---- Records shown
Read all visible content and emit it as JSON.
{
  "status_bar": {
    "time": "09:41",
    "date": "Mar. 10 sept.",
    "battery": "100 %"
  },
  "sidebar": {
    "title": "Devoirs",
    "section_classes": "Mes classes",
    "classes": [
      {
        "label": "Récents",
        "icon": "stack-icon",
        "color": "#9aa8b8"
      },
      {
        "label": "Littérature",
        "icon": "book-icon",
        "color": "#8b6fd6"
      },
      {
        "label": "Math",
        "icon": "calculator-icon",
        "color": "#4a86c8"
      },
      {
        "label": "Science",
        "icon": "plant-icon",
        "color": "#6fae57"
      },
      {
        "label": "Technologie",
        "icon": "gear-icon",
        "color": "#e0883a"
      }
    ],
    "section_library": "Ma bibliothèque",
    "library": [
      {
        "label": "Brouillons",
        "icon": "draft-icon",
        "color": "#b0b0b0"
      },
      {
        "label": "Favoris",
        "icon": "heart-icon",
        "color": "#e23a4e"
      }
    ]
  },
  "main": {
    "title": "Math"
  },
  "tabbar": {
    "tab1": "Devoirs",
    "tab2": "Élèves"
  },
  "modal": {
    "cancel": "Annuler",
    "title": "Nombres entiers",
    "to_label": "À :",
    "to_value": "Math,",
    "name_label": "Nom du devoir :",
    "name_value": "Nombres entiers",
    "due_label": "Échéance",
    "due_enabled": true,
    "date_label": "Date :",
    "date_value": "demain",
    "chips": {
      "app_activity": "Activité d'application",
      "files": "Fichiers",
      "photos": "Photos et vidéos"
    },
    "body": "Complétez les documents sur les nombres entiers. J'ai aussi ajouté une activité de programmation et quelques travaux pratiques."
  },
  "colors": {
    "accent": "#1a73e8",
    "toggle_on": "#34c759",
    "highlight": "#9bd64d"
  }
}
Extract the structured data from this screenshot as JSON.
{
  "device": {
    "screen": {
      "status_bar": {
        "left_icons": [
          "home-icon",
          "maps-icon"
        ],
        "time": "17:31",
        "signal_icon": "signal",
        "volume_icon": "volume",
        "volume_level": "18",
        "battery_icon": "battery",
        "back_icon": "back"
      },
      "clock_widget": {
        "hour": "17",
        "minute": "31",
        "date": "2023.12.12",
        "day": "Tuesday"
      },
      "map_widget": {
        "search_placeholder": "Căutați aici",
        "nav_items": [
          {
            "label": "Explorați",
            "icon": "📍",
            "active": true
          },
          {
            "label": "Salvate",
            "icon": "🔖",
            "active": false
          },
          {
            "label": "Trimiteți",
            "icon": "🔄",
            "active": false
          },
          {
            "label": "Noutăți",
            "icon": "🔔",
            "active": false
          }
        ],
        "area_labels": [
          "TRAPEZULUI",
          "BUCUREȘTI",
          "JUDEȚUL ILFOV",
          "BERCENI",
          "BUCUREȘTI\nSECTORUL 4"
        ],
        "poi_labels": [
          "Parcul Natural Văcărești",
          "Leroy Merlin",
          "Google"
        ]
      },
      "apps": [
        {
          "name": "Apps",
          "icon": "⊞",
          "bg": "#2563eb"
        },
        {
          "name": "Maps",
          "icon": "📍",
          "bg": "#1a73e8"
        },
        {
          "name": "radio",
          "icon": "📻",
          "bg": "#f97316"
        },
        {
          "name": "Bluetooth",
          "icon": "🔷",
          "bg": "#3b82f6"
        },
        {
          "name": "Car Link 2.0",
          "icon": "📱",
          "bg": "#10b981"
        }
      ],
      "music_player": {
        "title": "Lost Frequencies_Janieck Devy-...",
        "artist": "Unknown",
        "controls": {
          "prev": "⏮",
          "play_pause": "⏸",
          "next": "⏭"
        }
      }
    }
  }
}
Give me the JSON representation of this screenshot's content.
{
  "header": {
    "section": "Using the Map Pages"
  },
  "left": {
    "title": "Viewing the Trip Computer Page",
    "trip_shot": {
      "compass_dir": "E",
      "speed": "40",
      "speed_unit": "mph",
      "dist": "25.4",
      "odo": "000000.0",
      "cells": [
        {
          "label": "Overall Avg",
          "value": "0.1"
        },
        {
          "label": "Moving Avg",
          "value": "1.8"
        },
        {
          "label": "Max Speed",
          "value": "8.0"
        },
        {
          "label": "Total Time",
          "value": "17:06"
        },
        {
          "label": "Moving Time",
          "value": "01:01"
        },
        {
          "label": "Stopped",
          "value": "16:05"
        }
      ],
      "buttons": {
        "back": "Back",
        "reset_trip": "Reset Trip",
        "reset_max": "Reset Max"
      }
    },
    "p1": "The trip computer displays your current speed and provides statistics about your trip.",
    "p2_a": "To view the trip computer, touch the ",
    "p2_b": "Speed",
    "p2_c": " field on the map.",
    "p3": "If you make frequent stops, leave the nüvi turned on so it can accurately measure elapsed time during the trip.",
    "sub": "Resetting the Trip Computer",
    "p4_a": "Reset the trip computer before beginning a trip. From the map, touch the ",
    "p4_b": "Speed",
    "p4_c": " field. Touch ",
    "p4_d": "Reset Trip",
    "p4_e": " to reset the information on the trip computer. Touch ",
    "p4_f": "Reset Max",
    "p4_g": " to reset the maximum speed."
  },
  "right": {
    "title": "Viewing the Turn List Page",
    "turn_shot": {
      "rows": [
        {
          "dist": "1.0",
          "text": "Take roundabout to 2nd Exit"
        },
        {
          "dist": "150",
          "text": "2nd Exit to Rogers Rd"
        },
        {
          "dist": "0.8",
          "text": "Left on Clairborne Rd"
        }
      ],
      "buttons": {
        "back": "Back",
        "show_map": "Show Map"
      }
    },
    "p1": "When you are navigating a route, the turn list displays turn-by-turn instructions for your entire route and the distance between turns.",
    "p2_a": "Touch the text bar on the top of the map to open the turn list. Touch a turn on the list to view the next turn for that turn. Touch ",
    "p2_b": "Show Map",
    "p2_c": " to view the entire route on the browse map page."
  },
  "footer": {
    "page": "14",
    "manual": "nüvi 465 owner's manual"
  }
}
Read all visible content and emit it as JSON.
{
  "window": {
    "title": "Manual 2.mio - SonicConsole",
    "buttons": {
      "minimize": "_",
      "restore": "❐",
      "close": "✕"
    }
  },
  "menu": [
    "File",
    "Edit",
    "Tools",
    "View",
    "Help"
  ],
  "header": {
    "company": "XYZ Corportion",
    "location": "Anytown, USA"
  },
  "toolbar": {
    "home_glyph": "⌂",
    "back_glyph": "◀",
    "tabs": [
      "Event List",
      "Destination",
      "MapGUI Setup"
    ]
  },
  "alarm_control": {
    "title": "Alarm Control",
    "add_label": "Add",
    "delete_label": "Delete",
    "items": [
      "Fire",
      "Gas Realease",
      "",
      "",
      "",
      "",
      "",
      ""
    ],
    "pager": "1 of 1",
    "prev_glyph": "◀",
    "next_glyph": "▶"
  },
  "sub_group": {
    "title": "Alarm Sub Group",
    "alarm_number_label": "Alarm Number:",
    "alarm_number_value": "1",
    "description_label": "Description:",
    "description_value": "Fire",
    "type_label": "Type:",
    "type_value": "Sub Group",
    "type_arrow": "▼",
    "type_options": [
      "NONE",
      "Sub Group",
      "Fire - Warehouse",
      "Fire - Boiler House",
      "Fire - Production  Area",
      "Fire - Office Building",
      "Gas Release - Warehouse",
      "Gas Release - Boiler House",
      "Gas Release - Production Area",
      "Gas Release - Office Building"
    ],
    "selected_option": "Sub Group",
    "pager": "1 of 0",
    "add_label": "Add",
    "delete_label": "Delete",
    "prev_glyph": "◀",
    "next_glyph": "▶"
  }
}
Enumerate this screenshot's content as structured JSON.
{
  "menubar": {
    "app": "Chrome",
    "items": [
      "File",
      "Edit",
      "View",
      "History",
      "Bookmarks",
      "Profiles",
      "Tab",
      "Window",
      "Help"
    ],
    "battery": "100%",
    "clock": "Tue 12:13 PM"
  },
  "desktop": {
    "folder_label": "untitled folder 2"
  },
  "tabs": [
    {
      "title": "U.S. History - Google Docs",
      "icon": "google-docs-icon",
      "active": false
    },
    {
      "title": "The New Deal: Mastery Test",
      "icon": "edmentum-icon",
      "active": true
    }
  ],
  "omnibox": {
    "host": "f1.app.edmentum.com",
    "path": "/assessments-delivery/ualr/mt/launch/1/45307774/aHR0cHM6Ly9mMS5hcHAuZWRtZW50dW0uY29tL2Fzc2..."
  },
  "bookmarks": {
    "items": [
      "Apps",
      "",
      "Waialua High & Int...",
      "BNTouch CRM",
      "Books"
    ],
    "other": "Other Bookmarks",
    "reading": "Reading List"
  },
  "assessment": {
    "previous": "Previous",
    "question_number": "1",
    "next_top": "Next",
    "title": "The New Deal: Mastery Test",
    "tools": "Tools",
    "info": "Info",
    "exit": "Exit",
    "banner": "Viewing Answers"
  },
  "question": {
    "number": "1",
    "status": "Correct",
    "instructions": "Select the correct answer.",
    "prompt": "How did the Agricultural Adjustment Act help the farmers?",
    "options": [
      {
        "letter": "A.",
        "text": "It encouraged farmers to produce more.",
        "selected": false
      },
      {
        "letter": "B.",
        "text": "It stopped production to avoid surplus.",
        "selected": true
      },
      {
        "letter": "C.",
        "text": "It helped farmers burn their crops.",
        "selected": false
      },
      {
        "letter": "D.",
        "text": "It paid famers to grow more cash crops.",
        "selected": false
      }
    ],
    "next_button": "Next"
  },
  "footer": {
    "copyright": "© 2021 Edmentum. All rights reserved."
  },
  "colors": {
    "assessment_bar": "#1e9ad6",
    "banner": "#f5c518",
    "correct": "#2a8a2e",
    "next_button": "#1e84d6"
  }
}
--------
- Goal -
Filter the entries down to the lines with the word "banner" in them.

- Correct output -
    "banner": "Viewing Answers"
    "banner": "#f5c518",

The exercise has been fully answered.